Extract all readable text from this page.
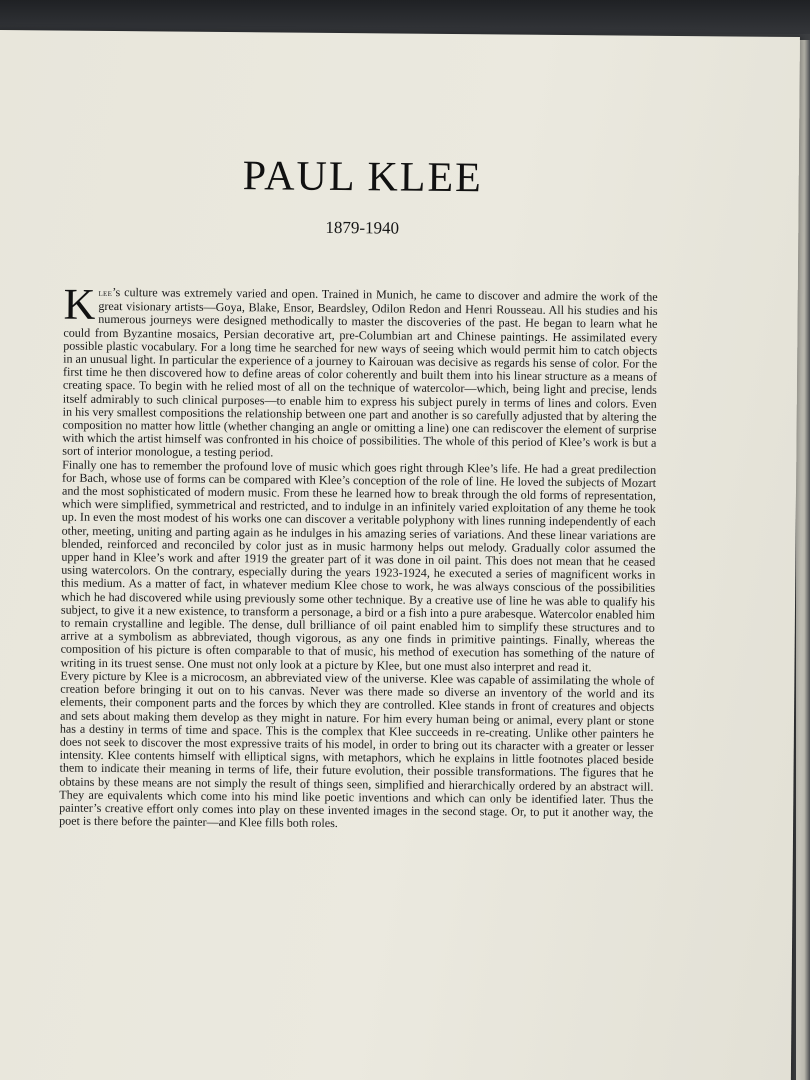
PAUL KLEE
1879-1940

Klee’s culture was extremely varied and open. Trained in Munich, he came to discover and admire the work of the great visionary artists—Goya, Blake, Ensor, Beardsley, Odilon Redon and Henri Rousseau. All his studies and his numerous journeys were designed methodically to master the discoveries of the past. He began to learn what he could from Byzantine mosaics, Persian decorative art, pre-Columbian art and Chinese paintings. He assimilated every possible plastic vocabulary. For a long time he searched for new ways of seeing which would permit him to catch objects in an unusual light. In particular the experience of a journey to Kairouan was decisive as regards his sense of color. For the first time he then discovered how to define areas of color coherently and built them into his linear structure as a means of creating space. To begin with he relied most of all on the technique of watercolor—which, being light and precise, lends itself admirably to such clinical purposes—to enable him to express his subject purely in terms of lines and colors. Even in his very smallest compositions the relationship between one part and another is so carefully adjusted that by altering the composition no matter how little (whether changing an angle or omitting a line) one can rediscover the element of surprise with which the artist himself was confronted in his choice of possibilities. The whole of this period of Klee’s work is but a sort of interior monologue, a testing period.

Finally one has to remember the profound love of music which goes right through Klee’s life. He had a great predilection for Bach, whose use of forms can be compared with Klee’s conception of the role of line. He loved the subjects of Mozart and the most sophisticated of modern music. From these he learned how to break through the old forms of representation, which were simplified, symmetrical and restricted, and to indulge in an infinitely varied exploitation of any theme he took up. In even the most modest of his works one can discover a veritable polyphony with lines running independently of each other, meeting, uniting and parting again as he indulges in his amazing series of variations. And these linear variations are blended, reinforced and reconciled by color just as in music harmony helps out melody. Gradually color assumed the upper hand in Klee’s work and after 1919 the greater part of it was done in oil paint. This does not mean that he ceased using watercolors. On the contrary, especially during the years 1923-1924, he executed a series of magnificent works in this medium. As a matter of fact, in whatever medium Klee chose to work, he was always conscious of the possibilities which he had discovered while using previously some other technique. By a creative use of line he was able to qualify his subject, to give it a new existence, to transform a personage, a bird or a fish into a pure arabesque. Watercolor enabled him to remain crystalline and legible. The dense, dull brilliance of oil paint enabled him to simplify these structures and to arrive at a symbolism as abbreviated, though vigorous, as any one finds in primitive paintings. Finally, whereas the composition of his picture is often comparable to that of music, his method of execution has something of the nature of writing in its truest sense. One must not only look at a picture by Klee, but one must also interpret and read it.

Every picture by Klee is a microcosm, an abbreviated view of the universe. Klee was capable of assimilating the whole of creation before bringing it out on to his canvas. Never was there made so diverse an inventory of the world and its elements, their component parts and the forces by which they are controlled. Klee stands in front of creatures and objects and sets about making them develop as they might in nature. For him every human being or animal, every plant or stone has a destiny in terms of time and space. This is the complex that Klee succeeds in re-creating. Unlike other painters he does not seek to discover the most expressive traits of his model, in order to bring out its character with a greater or lesser intensity. Klee contents himself with elliptical signs, with metaphors, which he explains in little footnotes placed beside them to indicate their meaning in terms of life, their future evolution, their possible transformations. The figures that he obtains by these means are not simply the result of things seen, simplified and hierarchically ordered by an abstract will. They are equivalents which come into his mind like poetic inventions and which can only be identified later. Thus the painter’s creative effort only comes into play on these invented images in the second stage. Or, to put it another way, the poet is there before the painter—and Klee fills both roles.
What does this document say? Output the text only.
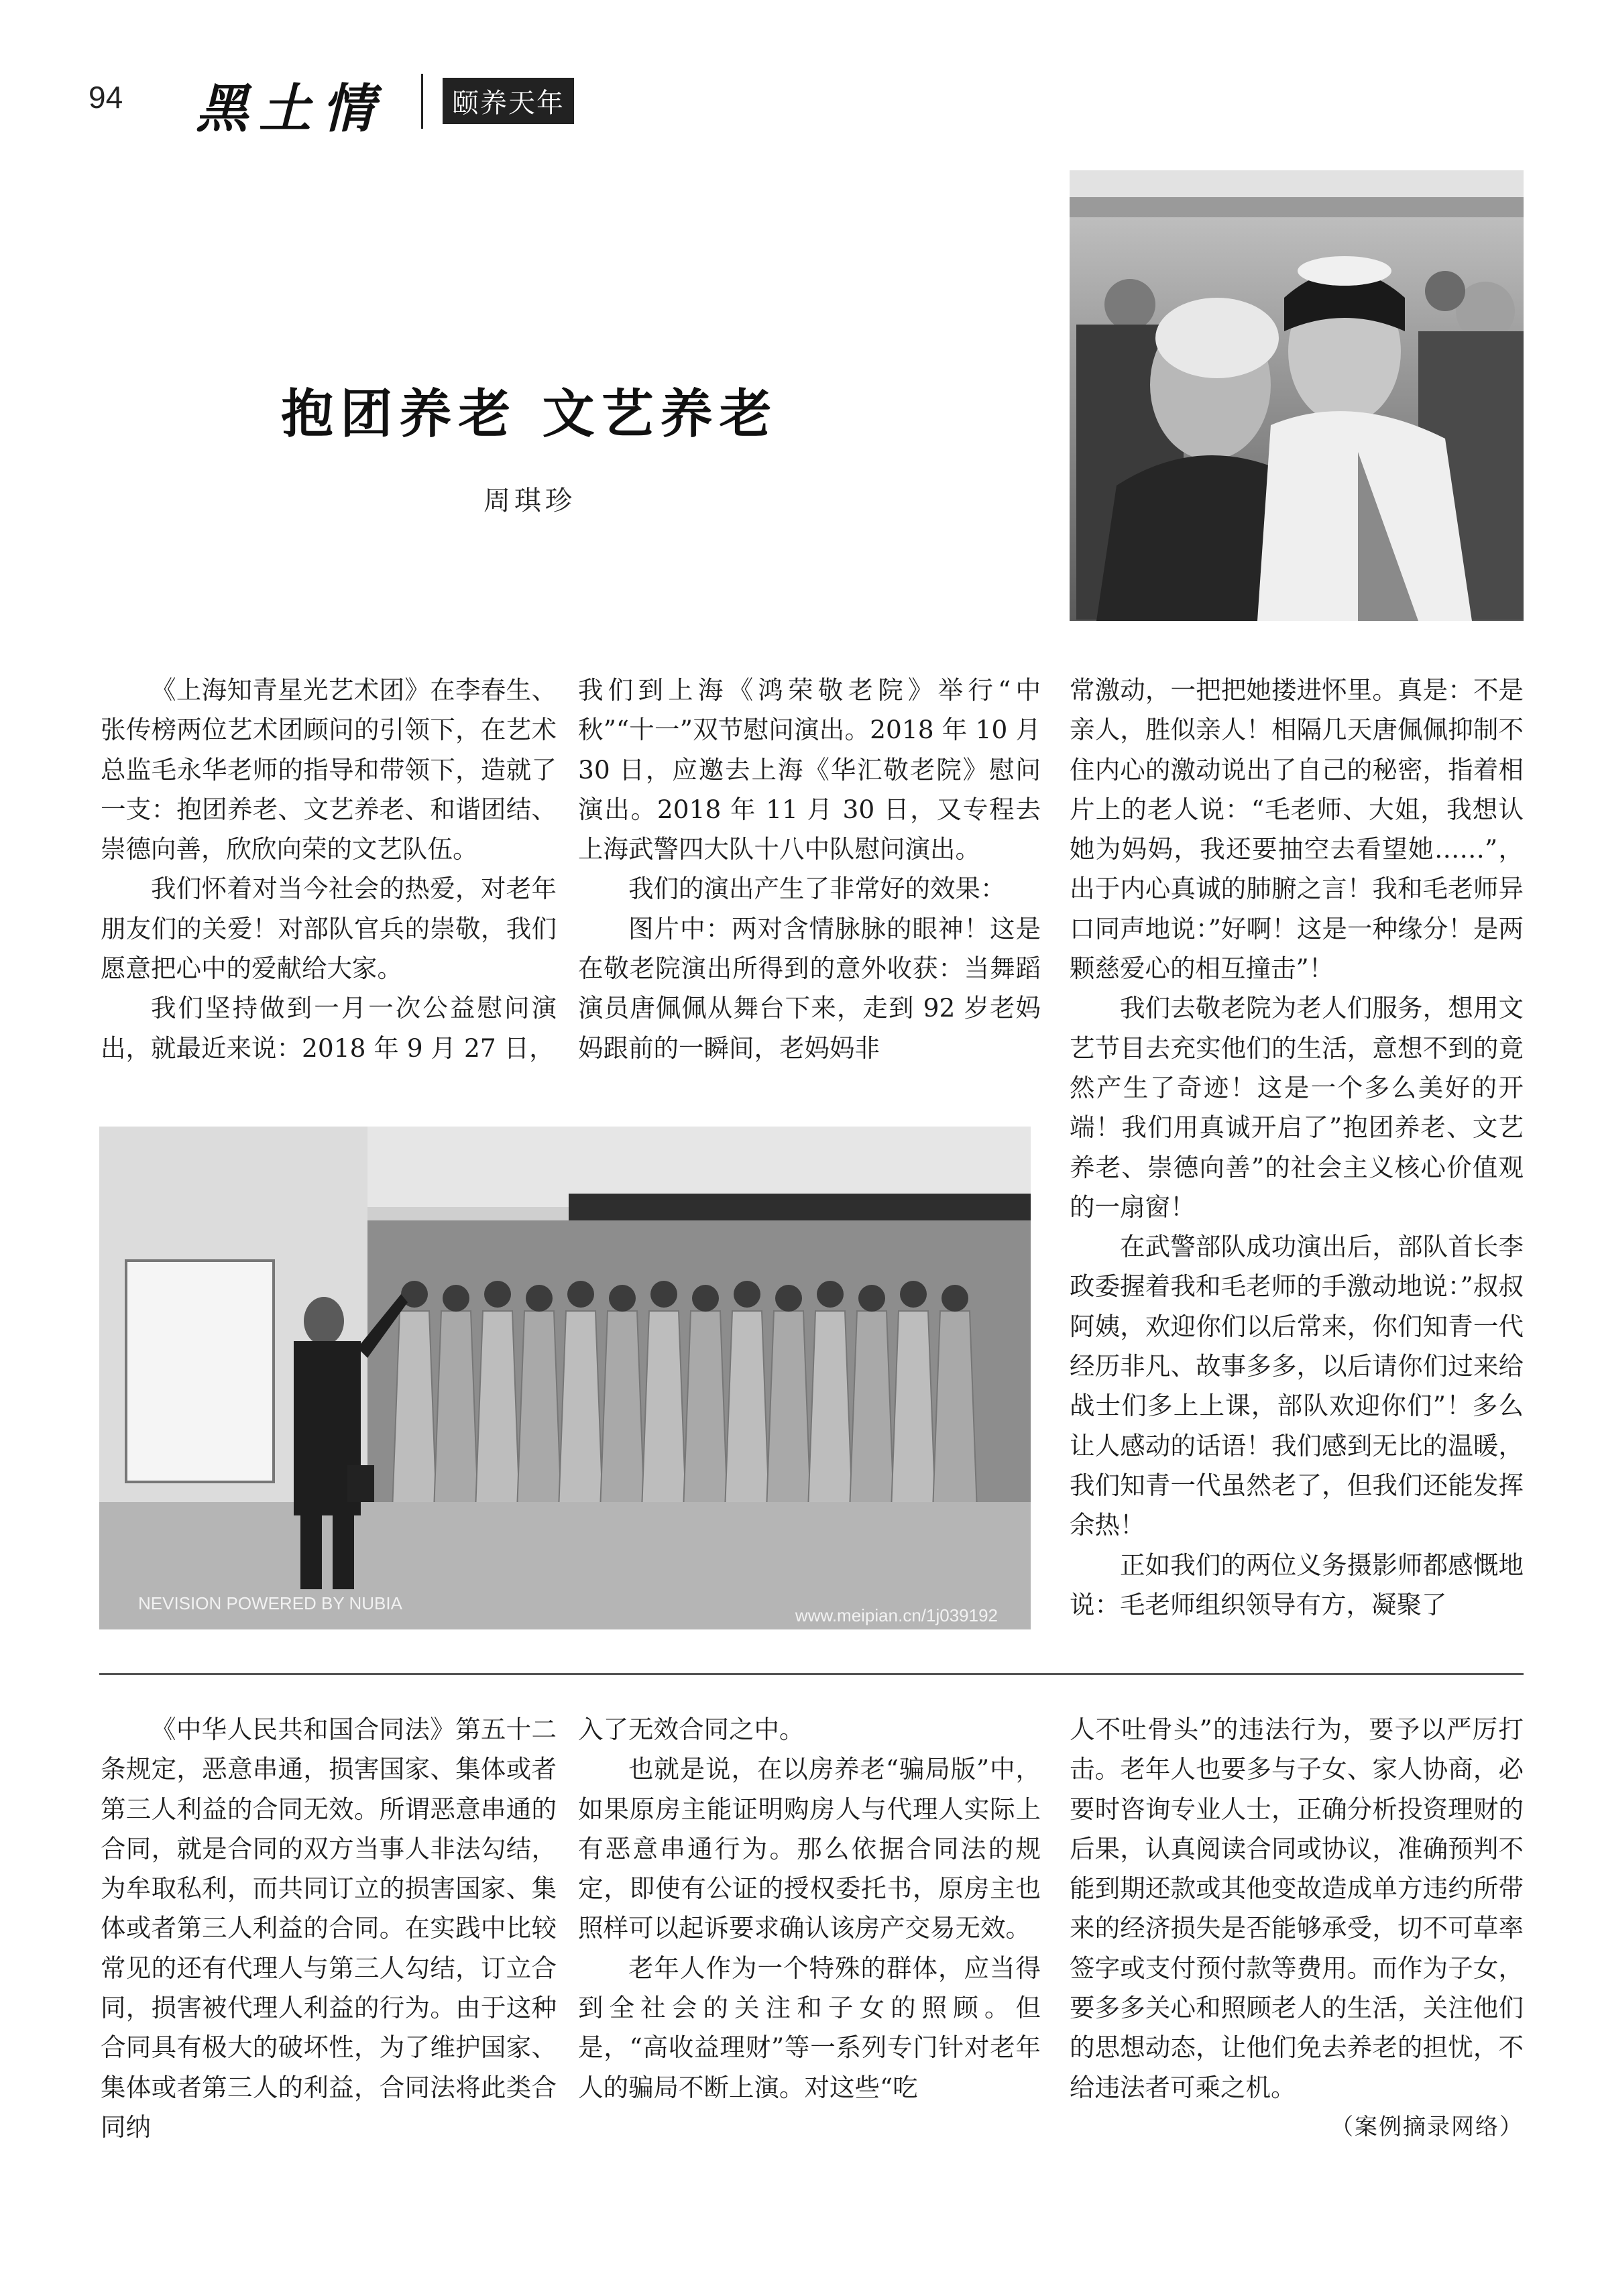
94 黑土情	颐养天年
抱团养老 文艺养老
周琪珍
NEVISION POWERED BY NUBIA
www.meipian.cn/1j039192

《上海知青星光艺术团》在李春生、张传榜两位艺术团顾问的引领下，在艺术总监毛永华老师的指导和带领下，造就了一支：抱团养老、文艺养老、和谐团结、崇德向善，欣欣向荣的文艺队伍。

我们怀着对当今社会的热爱，对老年朋友们的关爱！对部队官兵的崇敬，我们愿意把心中的爱献给大家。

我们坚持做到一月一次公益慰问演出，就最近来说：2018 年 9 月 27 日，

我们到上海《鸿荣敬老院》举行“中秋”“十一”双节慰问演出。2018 年 10 月 30 日，应邀去上海《华汇敬老院》慰问演出。2018 年 11 月 30 日，又专程去上海武警四大队十八中队慰问演出。

我们的演出产生了非常好的效果：

图片中：两对含情脉脉的眼神！这是在敬老院演出所得到的意外收获：当舞蹈演员唐佩佩从舞台下来，走到 92 岁老妈妈跟前的一瞬间，老妈妈非

常激动，一把把她搂进怀里。真是：不是亲人，胜似亲人！相隔几天唐佩佩抑制不住内心的激动说出了自己的秘密，指着相片上的老人说：“毛老师、大姐，我想认她为妈妈，我还要抽空去看望她……”，出于内心真诚的肺腑之言！我和毛老师异口同声地说：”好啊！这是一种缘分！是两颗慈爱心的相互撞击”！

我们去敬老院为老人们服务，想用文艺节目去充实他们的生活，意想不到的竟然产生了奇迹！这是一个多么美好的开端！我们用真诚开启了”抱团养老、文艺养老、崇德向善”的社会主义核心价值观的一扇窗！

在武警部队成功演出后，部队首长李政委握着我和毛老师的手激动地说：”叔叔阿姨，欢迎你们以后常来，你们知青一代经历非凡、故事多多，以后请你们过来给战士们多上上课，部队欢迎你们”！多么让人感动的话语！我们感到无比的温暖，我们知青一代虽然老了，但我们还能发挥余热！

正如我们的两位义务摄影师都感慨地说：毛老师组织领导有方，凝聚了

《中华人民共和国合同法》第五十二条规定，恶意串通，损害国家、集体或者第三人利益的合同无效。所谓恶意串通的合同，就是合同的双方当事人非法勾结，为牟取私利，而共同订立的损害国家、集体或者第三人利益的合同。在实践中比较常见的还有代理人与第三人勾结，订立合同，损害被代理人利益的行为。由于这种合同具有极大的破坏性，为了维护国家、集体或者第三人的利益，合同法将此类合同纳

入了无效合同之中。

也就是说，在以房养老“骗局版”中，如果原房主能证明购房人与代理人实际上有恶意串通行为。那么依据合同法的规定，即使有公证的授权委托书，原房主也照样可以起诉要求确认该房产交易无效。

老年人作为一个特殊的群体，应当得到全社会的关注和子女的照顾。但是，“高收益理财”等一系列专门针对老年人的骗局不断上演。对这些“吃

人不吐骨头”的违法行为，要予以严厉打击。老年人也要多与子女、家人协商，必要时咨询专业人士，正确分析投资理财的后果，认真阅读合同或协议，准确预判不能到期还款或其他变故造成单方违约所带来的经济损失是否能够承受，切不可草率签字或支付预付款等费用。而作为子女，要多多关心和照顾老人的生活，关注他们的思想动态，让他们免去养老的担忧，不给违法者可乘之机。

（案例摘录网络）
**********
▸ GIVEN REQUEST
Search the data for the word "文艺养老" and copy each line where it appears.

▸ WRITTEN RESPONSE
抱团养老 文艺养老
《上海知青星光艺术团》在李春生、张传榜两位艺术团顾问的引领下，在艺术总监毛永华老师的指导和带领下，造就了一支：抱团养老、文艺养老、和谐团结、崇德向善，欣欣向荣的文艺队伍。
我们去敬老院为老人们服务，想用文艺节目去充实他们的生活，意想不到的竟然产生了奇迹！这是一个多么美好的开端！我们用真诚开启了”抱团养老、文艺养老、崇德向善”的社会主义核心价值观的一扇窗！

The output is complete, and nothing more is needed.